What this task involves:
Locate each line containing the string "Aggregate" and copy it out.

──────────

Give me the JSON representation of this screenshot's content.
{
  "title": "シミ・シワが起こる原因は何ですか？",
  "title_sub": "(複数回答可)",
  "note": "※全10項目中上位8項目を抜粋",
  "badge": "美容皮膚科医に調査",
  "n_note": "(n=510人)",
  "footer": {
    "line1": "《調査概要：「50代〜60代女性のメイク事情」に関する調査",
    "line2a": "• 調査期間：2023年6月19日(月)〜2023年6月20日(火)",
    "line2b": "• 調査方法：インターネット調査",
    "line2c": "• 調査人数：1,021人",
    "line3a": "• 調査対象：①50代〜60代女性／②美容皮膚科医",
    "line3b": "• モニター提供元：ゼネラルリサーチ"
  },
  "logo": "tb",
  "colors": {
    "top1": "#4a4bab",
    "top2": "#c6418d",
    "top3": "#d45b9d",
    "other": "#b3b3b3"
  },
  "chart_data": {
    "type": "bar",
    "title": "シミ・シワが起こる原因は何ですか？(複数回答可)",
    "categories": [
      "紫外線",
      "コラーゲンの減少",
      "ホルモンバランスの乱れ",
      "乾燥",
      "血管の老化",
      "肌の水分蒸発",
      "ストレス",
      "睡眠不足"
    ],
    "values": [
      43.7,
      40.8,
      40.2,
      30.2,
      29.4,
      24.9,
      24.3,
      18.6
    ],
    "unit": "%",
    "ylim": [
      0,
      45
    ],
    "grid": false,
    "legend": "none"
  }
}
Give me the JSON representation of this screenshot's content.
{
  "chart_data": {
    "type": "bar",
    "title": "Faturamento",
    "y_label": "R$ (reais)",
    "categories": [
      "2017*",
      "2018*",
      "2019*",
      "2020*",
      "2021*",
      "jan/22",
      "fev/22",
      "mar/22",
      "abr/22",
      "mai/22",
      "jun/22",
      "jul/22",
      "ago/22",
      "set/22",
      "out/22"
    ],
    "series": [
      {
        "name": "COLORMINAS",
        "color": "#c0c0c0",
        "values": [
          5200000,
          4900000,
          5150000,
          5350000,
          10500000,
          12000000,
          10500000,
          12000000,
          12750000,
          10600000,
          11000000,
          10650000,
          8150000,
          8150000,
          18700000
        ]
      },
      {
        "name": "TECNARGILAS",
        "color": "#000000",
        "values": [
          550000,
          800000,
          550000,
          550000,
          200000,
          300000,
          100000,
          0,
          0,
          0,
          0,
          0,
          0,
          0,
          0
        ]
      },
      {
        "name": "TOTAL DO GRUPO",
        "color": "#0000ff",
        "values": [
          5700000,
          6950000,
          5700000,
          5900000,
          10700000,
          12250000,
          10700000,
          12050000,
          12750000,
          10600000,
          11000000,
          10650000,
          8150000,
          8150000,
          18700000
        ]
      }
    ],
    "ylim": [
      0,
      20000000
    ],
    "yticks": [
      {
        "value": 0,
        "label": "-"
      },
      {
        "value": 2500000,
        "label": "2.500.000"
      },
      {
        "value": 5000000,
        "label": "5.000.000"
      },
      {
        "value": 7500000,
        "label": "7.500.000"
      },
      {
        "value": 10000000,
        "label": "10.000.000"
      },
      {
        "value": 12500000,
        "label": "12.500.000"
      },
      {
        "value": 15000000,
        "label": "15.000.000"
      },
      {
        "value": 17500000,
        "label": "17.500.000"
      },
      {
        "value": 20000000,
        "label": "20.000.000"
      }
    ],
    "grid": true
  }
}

──────────

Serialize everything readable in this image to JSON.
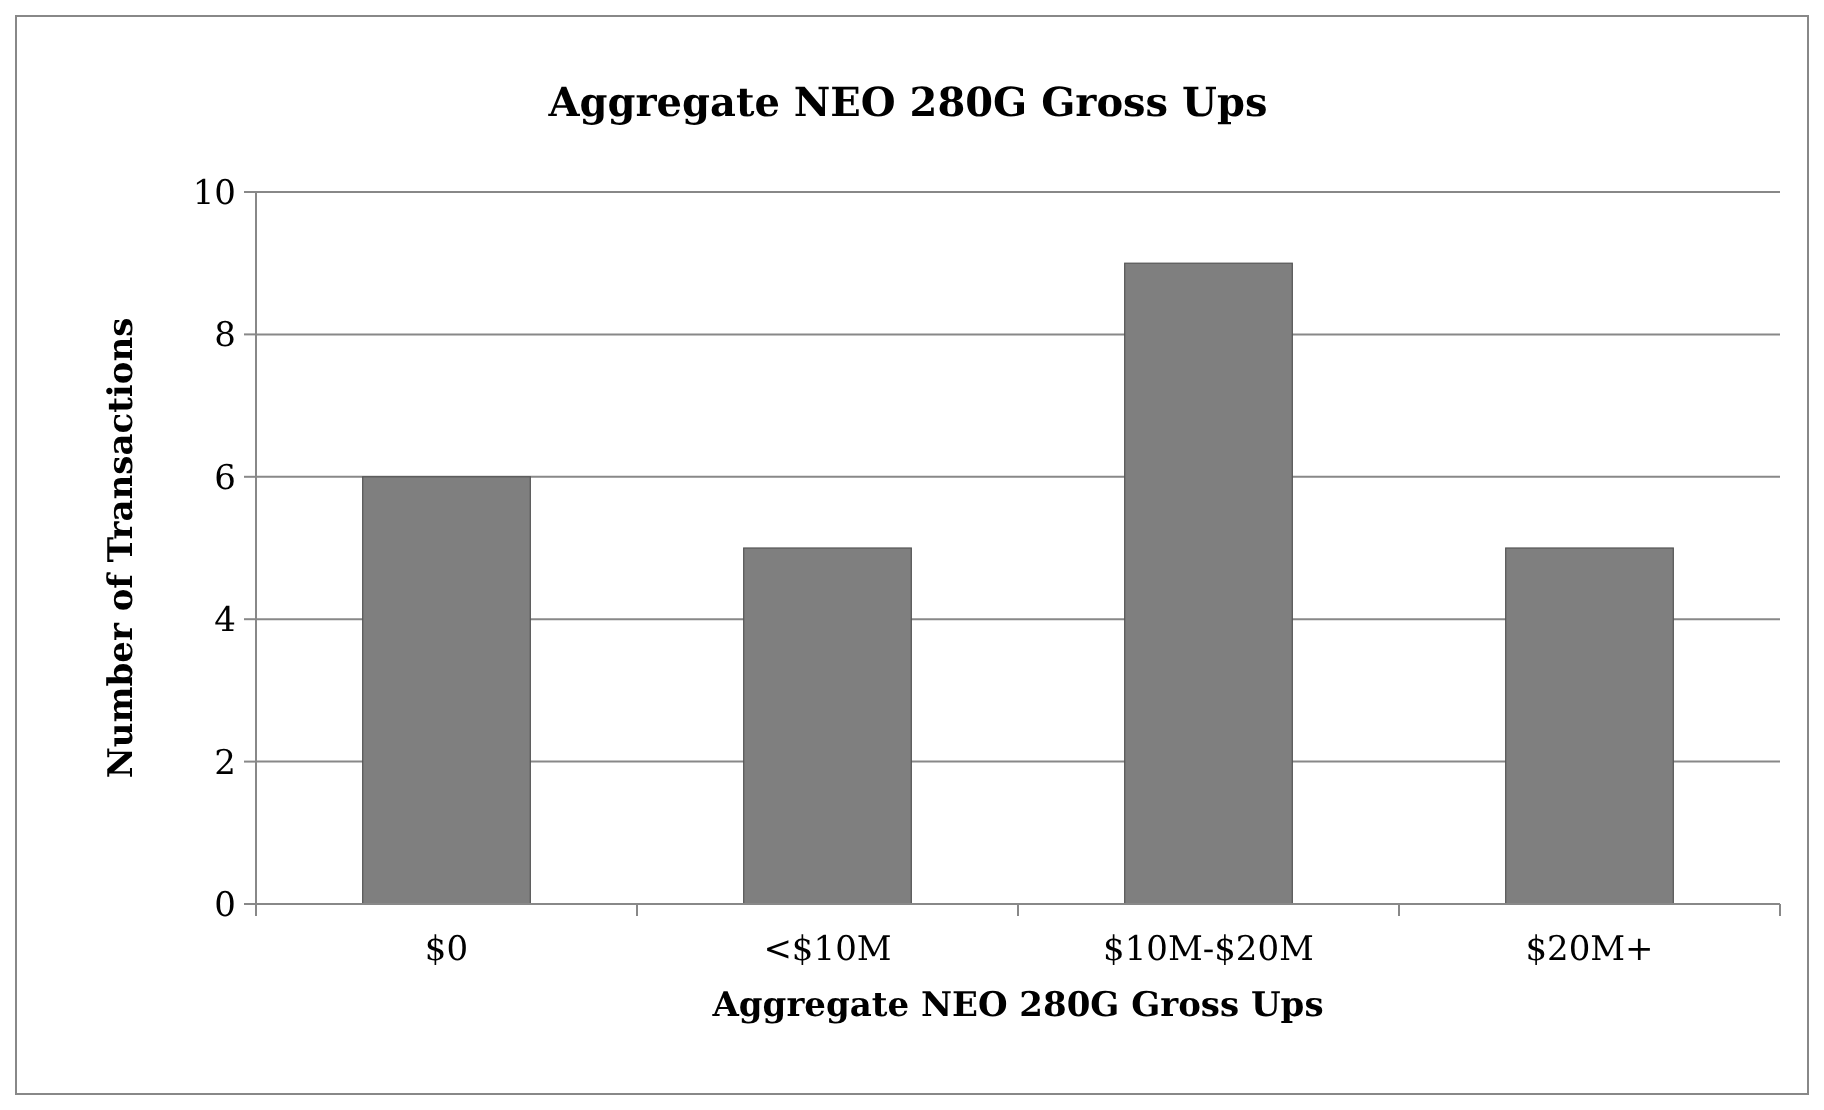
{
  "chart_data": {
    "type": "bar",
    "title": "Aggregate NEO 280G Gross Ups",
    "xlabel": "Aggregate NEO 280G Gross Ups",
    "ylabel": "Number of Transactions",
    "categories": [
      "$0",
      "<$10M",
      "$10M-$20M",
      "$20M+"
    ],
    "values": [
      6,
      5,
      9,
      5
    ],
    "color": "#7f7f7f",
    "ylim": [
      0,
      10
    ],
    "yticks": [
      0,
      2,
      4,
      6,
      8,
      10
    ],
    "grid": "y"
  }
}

──────────

Completed exercise:
    "title": "Aggregate NEO 280G Gross Ups",
    "xlabel": "Aggregate NEO 280G Gross Ups",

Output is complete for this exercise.